- PROBLEM TO WORK ON
Print the listing below exactly.

- INFORMATION GIVEN

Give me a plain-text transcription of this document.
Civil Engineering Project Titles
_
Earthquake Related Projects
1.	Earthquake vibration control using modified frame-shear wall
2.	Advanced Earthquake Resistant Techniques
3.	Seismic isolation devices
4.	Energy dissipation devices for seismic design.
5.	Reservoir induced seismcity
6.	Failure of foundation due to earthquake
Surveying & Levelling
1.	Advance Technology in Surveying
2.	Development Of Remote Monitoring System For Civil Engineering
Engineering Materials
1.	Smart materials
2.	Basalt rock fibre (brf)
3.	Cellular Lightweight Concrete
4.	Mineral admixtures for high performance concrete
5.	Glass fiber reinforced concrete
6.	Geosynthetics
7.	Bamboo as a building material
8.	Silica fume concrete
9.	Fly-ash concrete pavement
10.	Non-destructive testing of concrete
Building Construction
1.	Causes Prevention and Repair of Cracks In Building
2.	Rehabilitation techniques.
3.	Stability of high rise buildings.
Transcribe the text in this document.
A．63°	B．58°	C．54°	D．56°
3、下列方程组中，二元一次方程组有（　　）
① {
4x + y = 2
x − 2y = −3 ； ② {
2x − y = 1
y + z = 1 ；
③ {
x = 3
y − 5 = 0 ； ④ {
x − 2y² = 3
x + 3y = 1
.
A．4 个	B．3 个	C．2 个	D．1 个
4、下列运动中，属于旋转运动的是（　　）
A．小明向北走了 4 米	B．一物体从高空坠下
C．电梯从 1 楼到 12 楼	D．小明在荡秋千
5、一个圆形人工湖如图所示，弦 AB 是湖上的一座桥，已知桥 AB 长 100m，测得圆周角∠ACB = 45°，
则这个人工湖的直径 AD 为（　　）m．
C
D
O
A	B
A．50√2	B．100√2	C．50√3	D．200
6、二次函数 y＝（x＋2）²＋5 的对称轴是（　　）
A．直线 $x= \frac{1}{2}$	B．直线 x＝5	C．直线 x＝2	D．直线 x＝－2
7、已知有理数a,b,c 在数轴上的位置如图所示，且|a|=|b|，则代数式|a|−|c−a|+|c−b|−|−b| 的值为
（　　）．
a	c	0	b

- ANSWER TO THIS EXERCISE
Give me a plain-text transcription of this document.
Civil Engineering Project Titles
_
Earthquake Related Projects
1.	Earthquake vibration control using modified frame-shear wall
2.	Advanced Earthquake Resistant Techniques
3.	Seismic isolation devices
4.	Energy dissipation devices for seismic design.
5.	Reservoir induced seismcity
6.	Failure of foundation due to earthquake
Surveying & Levelling
1.	Advance Technology in Surveying
2.	Development Of Remote Monitoring System For Civil Engineering
Engineering Materials
1.	Smart materials
2.	Basalt rock fibre (brf)
3.	Cellular Lightweight Concrete
4.	Mineral admixtures for high performance concrete
5.	Glass fiber reinforced concrete
6.	Geosynthetics
7.	Bamboo as a building material
8.	Silica fume concrete
9.	Fly-ash concrete pavement
10.	Non-destructive testing of concrete
Building Construction
1.	Causes Prevention and Repair of Cracks In Building
2.	Rehabilitation techniques.
3.	Stability of high rise buildings.
Transcribe the text in this document.
A．63°	B．58°	C．54°	D．56°
3、下列方程组中，二元一次方程组有（　　）
① {
4x + y = 2
x − 2y = −3 ； ② {
2x − y = 1
y + z = 1 ；
③ {
x = 3
y − 5 = 0 ； ④ {
x − 2y² = 3
x + 3y = 1
.
A．4 个	B．3 个	C．2 个	D．1 个
4、下列运动中，属于旋转运动的是（　　）
A．小明向北走了 4 米	B．一物体从高空坠下
C．电梯从 1 楼到 12 楼	D．小明在荡秋千
5、一个圆形人工湖如图所示，弦 AB 是湖上的一座桥，已知桥 AB 长 100m，测得圆周角∠ACB = 45°，
则这个人工湖的直径 AD 为（　　）m．
C
D
O
A	B
A．50√2	B．100√2	C．50√3	D．200
6、二次函数 y＝（x＋2）²＋5 的对称轴是（　　）
A．直线 $x= \frac{1}{2}$	B．直线 x＝5	C．直线 x＝2	D．直线 x＝－2
7、已知有理数a,b,c 在数轴上的位置如图所示，且|a|=|b|，则代数式|a|−|c−a|+|c−b|−|−b| 的值为
（　　）．
a	c	0	b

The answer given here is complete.